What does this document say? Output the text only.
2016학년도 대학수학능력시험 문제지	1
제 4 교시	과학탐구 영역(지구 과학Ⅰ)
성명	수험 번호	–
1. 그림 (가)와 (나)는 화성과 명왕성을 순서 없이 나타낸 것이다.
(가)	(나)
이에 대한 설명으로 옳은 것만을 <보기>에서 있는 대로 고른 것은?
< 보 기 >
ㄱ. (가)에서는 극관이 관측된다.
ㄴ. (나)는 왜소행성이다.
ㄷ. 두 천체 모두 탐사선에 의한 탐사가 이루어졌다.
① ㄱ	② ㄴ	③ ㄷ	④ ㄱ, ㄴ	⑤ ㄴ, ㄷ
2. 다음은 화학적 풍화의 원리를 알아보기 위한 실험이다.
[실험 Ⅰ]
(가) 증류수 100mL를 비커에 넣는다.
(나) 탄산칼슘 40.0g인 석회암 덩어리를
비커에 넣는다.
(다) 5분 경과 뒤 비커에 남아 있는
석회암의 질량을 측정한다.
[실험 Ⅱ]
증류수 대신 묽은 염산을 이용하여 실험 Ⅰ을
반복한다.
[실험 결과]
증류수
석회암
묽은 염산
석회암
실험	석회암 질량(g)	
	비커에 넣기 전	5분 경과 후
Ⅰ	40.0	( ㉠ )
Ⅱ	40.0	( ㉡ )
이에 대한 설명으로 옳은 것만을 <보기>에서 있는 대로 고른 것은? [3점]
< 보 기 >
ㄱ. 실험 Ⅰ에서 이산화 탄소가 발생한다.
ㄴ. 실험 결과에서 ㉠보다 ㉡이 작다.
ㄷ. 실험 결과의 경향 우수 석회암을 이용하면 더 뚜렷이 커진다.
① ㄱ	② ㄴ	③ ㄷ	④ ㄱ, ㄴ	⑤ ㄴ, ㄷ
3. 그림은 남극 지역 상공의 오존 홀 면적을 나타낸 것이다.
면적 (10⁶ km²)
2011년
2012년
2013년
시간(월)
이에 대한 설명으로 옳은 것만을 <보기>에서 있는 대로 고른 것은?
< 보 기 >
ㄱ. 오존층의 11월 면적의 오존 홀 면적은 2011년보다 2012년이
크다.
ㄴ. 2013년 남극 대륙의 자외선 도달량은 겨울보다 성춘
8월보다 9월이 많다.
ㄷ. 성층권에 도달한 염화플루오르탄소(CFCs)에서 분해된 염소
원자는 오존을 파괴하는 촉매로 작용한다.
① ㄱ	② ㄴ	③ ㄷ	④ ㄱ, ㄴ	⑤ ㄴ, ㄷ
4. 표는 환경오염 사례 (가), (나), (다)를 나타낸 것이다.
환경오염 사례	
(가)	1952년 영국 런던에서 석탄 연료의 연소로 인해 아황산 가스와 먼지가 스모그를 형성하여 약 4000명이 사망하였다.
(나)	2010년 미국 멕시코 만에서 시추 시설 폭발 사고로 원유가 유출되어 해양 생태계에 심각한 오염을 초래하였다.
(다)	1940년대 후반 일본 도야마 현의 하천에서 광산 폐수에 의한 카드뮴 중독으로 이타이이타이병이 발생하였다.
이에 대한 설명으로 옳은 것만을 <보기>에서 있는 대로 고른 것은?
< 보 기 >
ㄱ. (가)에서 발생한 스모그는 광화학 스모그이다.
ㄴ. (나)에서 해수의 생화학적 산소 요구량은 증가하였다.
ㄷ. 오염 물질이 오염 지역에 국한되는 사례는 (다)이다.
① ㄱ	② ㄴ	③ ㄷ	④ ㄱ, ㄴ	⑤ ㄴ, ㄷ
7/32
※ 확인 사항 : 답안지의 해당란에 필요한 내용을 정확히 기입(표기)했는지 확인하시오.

▶ Your goal
The records above must be repeated exactly, every one of them.

▶ Exercise result
What does this document say? Output the text only.
2016학년도 대학수학능력시험 문제지	1
제 4 교시	과학탐구 영역(지구 과학Ⅰ)
성명	수험 번호	–
1. 그림 (가)와 (나)는 화성과 명왕성을 순서 없이 나타낸 것이다.
(가)	(나)
이에 대한 설명으로 옳은 것만을 <보기>에서 있는 대로 고른 것은?
< 보 기 >
ㄱ. (가)에서는 극관이 관측된다.
ㄴ. (나)는 왜소행성이다.
ㄷ. 두 천체 모두 탐사선에 의한 탐사가 이루어졌다.
① ㄱ	② ㄴ	③ ㄷ	④ ㄱ, ㄴ	⑤ ㄴ, ㄷ
2. 다음은 화학적 풍화의 원리를 알아보기 위한 실험이다.
[실험 Ⅰ]
(가) 증류수 100mL를 비커에 넣는다.
(나) 탄산칼슘 40.0g인 석회암 덩어리를
비커에 넣는다.
(다) 5분 경과 뒤 비커에 남아 있는
석회암의 질량을 측정한다.
[실험 Ⅱ]
증류수 대신 묽은 염산을 이용하여 실험 Ⅰ을
반복한다.
[실험 결과]
증류수
석회암
묽은 염산
석회암
실험	석회암 질량(g)	
	비커에 넣기 전	5분 경과 후
Ⅰ	40.0	( ㉠ )
Ⅱ	40.0	( ㉡ )
이에 대한 설명으로 옳은 것만을 <보기>에서 있는 대로 고른 것은? [3점]
< 보 기 >
ㄱ. 실험 Ⅰ에서 이산화 탄소가 발생한다.
ㄴ. 실험 결과에서 ㉠보다 ㉡이 작다.
ㄷ. 실험 결과의 경향 우수 석회암을 이용하면 더 뚜렷이 커진다.
① ㄱ	② ㄴ	③ ㄷ	④ ㄱ, ㄴ	⑤ ㄴ, ㄷ
3. 그림은 남극 지역 상공의 오존 홀 면적을 나타낸 것이다.
면적 (10⁶ km²)
2011년
2012년
2013년
시간(월)
이에 대한 설명으로 옳은 것만을 <보기>에서 있는 대로 고른 것은?
< 보 기 >
ㄱ. 오존층의 11월 면적의 오존 홀 면적은 2011년보다 2012년이
크다.
ㄴ. 2013년 남극 대륙의 자외선 도달량은 겨울보다 성춘
8월보다 9월이 많다.
ㄷ. 성층권에 도달한 염화플루오르탄소(CFCs)에서 분해된 염소
원자는 오존을 파괴하는 촉매로 작용한다.
① ㄱ	② ㄴ	③ ㄷ	④ ㄱ, ㄴ	⑤ ㄴ, ㄷ
4. 표는 환경오염 사례 (가), (나), (다)를 나타낸 것이다.
환경오염 사례	
(가)	1952년 영국 런던에서 석탄 연료의 연소로 인해 아황산 가스와 먼지가 스모그를 형성하여 약 4000명이 사망하였다.
(나)	2010년 미국 멕시코 만에서 시추 시설 폭발 사고로 원유가 유출되어 해양 생태계에 심각한 오염을 초래하였다.
(다)	1940년대 후반 일본 도야마 현의 하천에서 광산 폐수에 의한 카드뮴 중독으로 이타이이타이병이 발생하였다.
이에 대한 설명으로 옳은 것만을 <보기>에서 있는 대로 고른 것은?
< 보 기 >
ㄱ. (가)에서 발생한 스모그는 광화학 스모그이다.
ㄴ. (나)에서 해수의 생화학적 산소 요구량은 증가하였다.
ㄷ. 오염 물질이 오염 지역에 국한되는 사례는 (다)이다.
① ㄱ	② ㄴ	③ ㄷ	④ ㄱ, ㄴ	⑤ ㄴ, ㄷ
7/32
※ 확인 사항 : 답안지의 해당란에 필요한 내용을 정확히 기입(표기)했는지 확인하시오.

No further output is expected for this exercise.